Repeat all of the material exactly as given.

§ Records for the task:
"""

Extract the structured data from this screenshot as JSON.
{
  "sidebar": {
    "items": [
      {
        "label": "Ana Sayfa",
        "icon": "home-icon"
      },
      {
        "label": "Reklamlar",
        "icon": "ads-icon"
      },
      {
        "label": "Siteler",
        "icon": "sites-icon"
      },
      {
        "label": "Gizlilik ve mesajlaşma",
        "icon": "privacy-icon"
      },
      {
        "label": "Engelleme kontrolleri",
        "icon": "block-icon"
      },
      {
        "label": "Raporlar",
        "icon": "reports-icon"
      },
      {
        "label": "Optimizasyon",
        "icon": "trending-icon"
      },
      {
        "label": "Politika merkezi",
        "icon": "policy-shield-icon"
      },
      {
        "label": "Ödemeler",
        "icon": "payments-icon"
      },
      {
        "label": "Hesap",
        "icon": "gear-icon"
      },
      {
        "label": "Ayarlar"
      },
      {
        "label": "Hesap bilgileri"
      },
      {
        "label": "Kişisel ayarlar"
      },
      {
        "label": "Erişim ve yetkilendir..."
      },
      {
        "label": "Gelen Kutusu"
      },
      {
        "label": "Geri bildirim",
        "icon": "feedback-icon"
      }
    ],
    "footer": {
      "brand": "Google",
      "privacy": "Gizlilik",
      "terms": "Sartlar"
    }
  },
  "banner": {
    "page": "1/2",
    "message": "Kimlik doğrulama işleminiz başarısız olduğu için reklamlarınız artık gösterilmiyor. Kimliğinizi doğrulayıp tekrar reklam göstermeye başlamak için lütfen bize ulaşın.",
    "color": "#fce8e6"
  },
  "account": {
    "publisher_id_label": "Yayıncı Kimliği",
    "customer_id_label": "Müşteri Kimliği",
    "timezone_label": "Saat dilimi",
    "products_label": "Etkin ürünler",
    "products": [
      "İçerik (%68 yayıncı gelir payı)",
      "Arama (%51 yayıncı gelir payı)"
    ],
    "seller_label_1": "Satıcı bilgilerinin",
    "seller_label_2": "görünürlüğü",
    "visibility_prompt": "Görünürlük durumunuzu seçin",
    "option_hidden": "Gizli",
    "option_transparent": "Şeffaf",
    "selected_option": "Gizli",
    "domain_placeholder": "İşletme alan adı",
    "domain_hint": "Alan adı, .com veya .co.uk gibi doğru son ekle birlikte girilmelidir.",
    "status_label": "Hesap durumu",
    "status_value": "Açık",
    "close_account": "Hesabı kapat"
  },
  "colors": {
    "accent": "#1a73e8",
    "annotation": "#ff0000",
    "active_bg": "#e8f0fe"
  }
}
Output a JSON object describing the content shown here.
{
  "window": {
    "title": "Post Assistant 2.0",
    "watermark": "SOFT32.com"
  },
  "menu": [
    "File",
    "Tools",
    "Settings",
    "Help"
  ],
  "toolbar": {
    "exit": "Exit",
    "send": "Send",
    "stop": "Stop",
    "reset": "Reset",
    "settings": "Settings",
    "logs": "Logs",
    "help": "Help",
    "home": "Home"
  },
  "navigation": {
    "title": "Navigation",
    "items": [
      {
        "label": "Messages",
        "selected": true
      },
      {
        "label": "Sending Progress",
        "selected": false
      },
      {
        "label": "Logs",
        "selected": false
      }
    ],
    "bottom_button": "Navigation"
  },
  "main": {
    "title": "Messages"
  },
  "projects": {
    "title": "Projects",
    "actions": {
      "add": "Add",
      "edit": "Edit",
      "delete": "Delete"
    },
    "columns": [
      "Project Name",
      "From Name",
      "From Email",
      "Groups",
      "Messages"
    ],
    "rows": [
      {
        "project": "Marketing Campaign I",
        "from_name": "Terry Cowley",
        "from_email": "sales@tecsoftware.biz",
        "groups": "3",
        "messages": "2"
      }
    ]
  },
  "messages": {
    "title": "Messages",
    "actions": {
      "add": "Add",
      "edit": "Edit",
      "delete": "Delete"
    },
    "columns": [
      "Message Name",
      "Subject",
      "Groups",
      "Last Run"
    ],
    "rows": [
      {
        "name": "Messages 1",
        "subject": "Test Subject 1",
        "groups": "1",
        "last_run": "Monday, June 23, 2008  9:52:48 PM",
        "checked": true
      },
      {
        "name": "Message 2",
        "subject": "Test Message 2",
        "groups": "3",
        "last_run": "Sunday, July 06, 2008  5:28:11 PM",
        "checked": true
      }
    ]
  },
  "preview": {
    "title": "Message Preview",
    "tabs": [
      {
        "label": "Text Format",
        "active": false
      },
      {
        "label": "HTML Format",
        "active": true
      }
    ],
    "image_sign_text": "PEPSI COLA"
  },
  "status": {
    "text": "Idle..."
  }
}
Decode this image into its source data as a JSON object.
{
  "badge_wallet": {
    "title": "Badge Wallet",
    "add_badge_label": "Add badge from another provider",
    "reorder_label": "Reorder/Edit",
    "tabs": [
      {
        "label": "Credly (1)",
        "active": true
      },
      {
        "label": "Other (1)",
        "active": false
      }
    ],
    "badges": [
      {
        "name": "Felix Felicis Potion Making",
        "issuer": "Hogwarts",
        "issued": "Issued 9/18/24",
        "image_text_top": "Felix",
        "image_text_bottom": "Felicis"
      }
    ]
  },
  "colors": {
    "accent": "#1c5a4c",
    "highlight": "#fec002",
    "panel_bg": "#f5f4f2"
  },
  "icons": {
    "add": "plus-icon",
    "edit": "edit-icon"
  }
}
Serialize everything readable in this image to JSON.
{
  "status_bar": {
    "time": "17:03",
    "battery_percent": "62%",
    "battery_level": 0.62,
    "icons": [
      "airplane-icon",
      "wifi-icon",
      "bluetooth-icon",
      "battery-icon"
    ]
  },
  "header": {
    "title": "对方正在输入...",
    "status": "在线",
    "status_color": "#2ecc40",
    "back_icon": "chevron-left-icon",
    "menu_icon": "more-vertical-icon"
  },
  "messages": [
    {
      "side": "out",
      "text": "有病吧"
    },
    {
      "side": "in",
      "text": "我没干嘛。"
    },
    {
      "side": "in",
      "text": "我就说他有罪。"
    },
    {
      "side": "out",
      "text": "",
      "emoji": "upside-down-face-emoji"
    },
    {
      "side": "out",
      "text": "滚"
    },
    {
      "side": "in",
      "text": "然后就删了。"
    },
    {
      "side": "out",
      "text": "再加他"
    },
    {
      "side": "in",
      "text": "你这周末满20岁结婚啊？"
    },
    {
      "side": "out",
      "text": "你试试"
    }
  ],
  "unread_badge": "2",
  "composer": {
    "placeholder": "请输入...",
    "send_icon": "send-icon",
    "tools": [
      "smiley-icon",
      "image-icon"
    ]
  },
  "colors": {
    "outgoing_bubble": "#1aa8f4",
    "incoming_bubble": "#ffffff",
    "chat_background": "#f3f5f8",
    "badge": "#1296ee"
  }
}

"""

§ Reply:
Extract the structured data from this screenshot as JSON.
{
  "sidebar": {
    "items": [
      {
        "label": "Ana Sayfa",
        "icon": "home-icon"
      },
      {
        "label": "Reklamlar",
        "icon": "ads-icon"
      },
      {
        "label": "Siteler",
        "icon": "sites-icon"
      },
      {
        "label": "Gizlilik ve mesajlaşma",
        "icon": "privacy-icon"
      },
      {
        "label": "Engelleme kontrolleri",
        "icon": "block-icon"
      },
      {
        "label": "Raporlar",
        "icon": "reports-icon"
      },
      {
        "label": "Optimizasyon",
        "icon": "trending-icon"
      },
      {
        "label": "Politika merkezi",
        "icon": "policy-shield-icon"
      },
      {
        "label": "Ödemeler",
        "icon": "payments-icon"
      },
      {
        "label": "Hesap",
        "icon": "gear-icon"
      },
      {
        "label": "Ayarlar"
      },
      {
        "label": "Hesap bilgileri"
      },
      {
        "label": "Kişisel ayarlar"
      },
      {
        "label": "Erişim ve yetkilendir..."
      },
      {
        "label": "Gelen Kutusu"
      },
      {
        "label": "Geri bildirim",
        "icon": "feedback-icon"
      }
    ],
    "footer": {
      "brand": "Google",
      "privacy": "Gizlilik",
      "terms": "Sartlar"
    }
  },
  "banner": {
    "page": "1/2",
    "message": "Kimlik doğrulama işleminiz başarısız olduğu için reklamlarınız artık gösterilmiyor. Kimliğinizi doğrulayıp tekrar reklam göstermeye başlamak için lütfen bize ulaşın.",
    "color": "#fce8e6"
  },
  "account": {
    "publisher_id_label": "Yayıncı Kimliği",
    "customer_id_label": "Müşteri Kimliği",
    "timezone_label": "Saat dilimi",
    "products_label": "Etkin ürünler",
    "products": [
      "İçerik (%68 yayıncı gelir payı)",
      "Arama (%51 yayıncı gelir payı)"
    ],
    "seller_label_1": "Satıcı bilgilerinin",
    "seller_label_2": "görünürlüğü",
    "visibility_prompt": "Görünürlük durumunuzu seçin",
    "option_hidden": "Gizli",
    "option_transparent": "Şeffaf",
    "selected_option": "Gizli",
    "domain_placeholder": "İşletme alan adı",
    "domain_hint": "Alan adı, .com veya .co.uk gibi doğru son ekle birlikte girilmelidir.",
    "status_label": "Hesap durumu",
    "status_value": "Açık",
    "close_account": "Hesabı kapat"
  },
  "colors": {
    "accent": "#1a73e8",
    "annotation": "#ff0000",
    "active_bg": "#e8f0fe"
  }
}
Output a JSON object describing the content shown here.
{
  "window": {
    "title": "Post Assistant 2.0",
    "watermark": "SOFT32.com"
  },
  "menu": [
    "File",
    "Tools",
    "Settings",
    "Help"
  ],
  "toolbar": {
    "exit": "Exit",
    "send": "Send",
    "stop": "Stop",
    "reset": "Reset",
    "settings": "Settings",
    "logs": "Logs",
    "help": "Help",
    "home": "Home"
  },
  "navigation": {
    "title": "Navigation",
    "items": [
      {
        "label": "Messages",
        "selected": true
      },
      {
        "label": "Sending Progress",
        "selected": false
      },
      {
        "label": "Logs",
        "selected": false
      }
    ],
    "bottom_button": "Navigation"
  },
  "main": {
    "title": "Messages"
  },
  "projects": {
    "title": "Projects",
    "actions": {
      "add": "Add",
      "edit": "Edit",
      "delete": "Delete"
    },
    "columns": [
      "Project Name",
      "From Name",
      "From Email",
      "Groups",
      "Messages"
    ],
    "rows": [
      {
        "project": "Marketing Campaign I",
        "from_name": "Terry Cowley",
        "from_email": "sales@tecsoftware.biz",
        "groups": "3",
        "messages": "2"
      }
    ]
  },
  "messages": {
    "title": "Messages",
    "actions": {
      "add": "Add",
      "edit": "Edit",
      "delete": "Delete"
    },
    "columns": [
      "Message Name",
      "Subject",
      "Groups",
      "Last Run"
    ],
    "rows": [
      {
        "name": "Messages 1",
        "subject": "Test Subject 1",
        "groups": "1",
        "last_run": "Monday, June 23, 2008  9:52:48 PM",
        "checked": true
      },
      {
        "name": "Message 2",
        "subject": "Test Message 2",
        "groups": "3",
        "last_run": "Sunday, July 06, 2008  5:28:11 PM",
        "checked": true
      }
    ]
  },
  "preview": {
    "title": "Message Preview",
    "tabs": [
      {
        "label": "Text Format",
        "active": false
      },
      {
        "label": "HTML Format",
        "active": true
      }
    ],
    "image_sign_text": "PEPSI COLA"
  },
  "status": {
    "text": "Idle..."
  }
}
Decode this image into its source data as a JSON object.
{
  "badge_wallet": {
    "title": "Badge Wallet",
    "add_badge_label": "Add badge from another provider",
    "reorder_label": "Reorder/Edit",
    "tabs": [
      {
        "label": "Credly (1)",
        "active": true
      },
      {
        "label": "Other (1)",
        "active": false
      }
    ],
    "badges": [
      {
        "name": "Felix Felicis Potion Making",
        "issuer": "Hogwarts",
        "issued": "Issued 9/18/24",
        "image_text_top": "Felix",
        "image_text_bottom": "Felicis"
      }
    ]
  },
  "colors": {
    "accent": "#1c5a4c",
    "highlight": "#fec002",
    "panel_bg": "#f5f4f2"
  },
  "icons": {
    "add": "plus-icon",
    "edit": "edit-icon"
  }
}
Serialize everything readable in this image to JSON.
{
  "status_bar": {
    "time": "17:03",
    "battery_percent": "62%",
    "battery_level": 0.62,
    "icons": [
      "airplane-icon",
      "wifi-icon",
      "bluetooth-icon",
      "battery-icon"
    ]
  },
  "header": {
    "title": "对方正在输入...",
    "status": "在线",
    "status_color": "#2ecc40",
    "back_icon": "chevron-left-icon",
    "menu_icon": "more-vertical-icon"
  },
  "messages": [
    {
      "side": "out",
      "text": "有病吧"
    },
    {
      "side": "in",
      "text": "我没干嘛。"
    },
    {
      "side": "in",
      "text": "我就说他有罪。"
    },
    {
      "side": "out",
      "text": "",
      "emoji": "upside-down-face-emoji"
    },
    {
      "side": "out",
      "text": "滚"
    },
    {
      "side": "in",
      "text": "然后就删了。"
    },
    {
      "side": "out",
      "text": "再加他"
    },
    {
      "side": "in",
      "text": "你这周末满20岁结婚啊？"
    },
    {
      "side": "out",
      "text": "你试试"
    }
  ],
  "unread_badge": "2",
  "composer": {
    "placeholder": "请输入...",
    "send_icon": "send-icon",
    "tools": [
      "smiley-icon",
      "image-icon"
    ]
  },
  "colors": {
    "outgoing_bubble": "#1aa8f4",
    "incoming_bubble": "#ffffff",
    "chat_background": "#f3f5f8",
    "badge": "#1296ee"
  }
}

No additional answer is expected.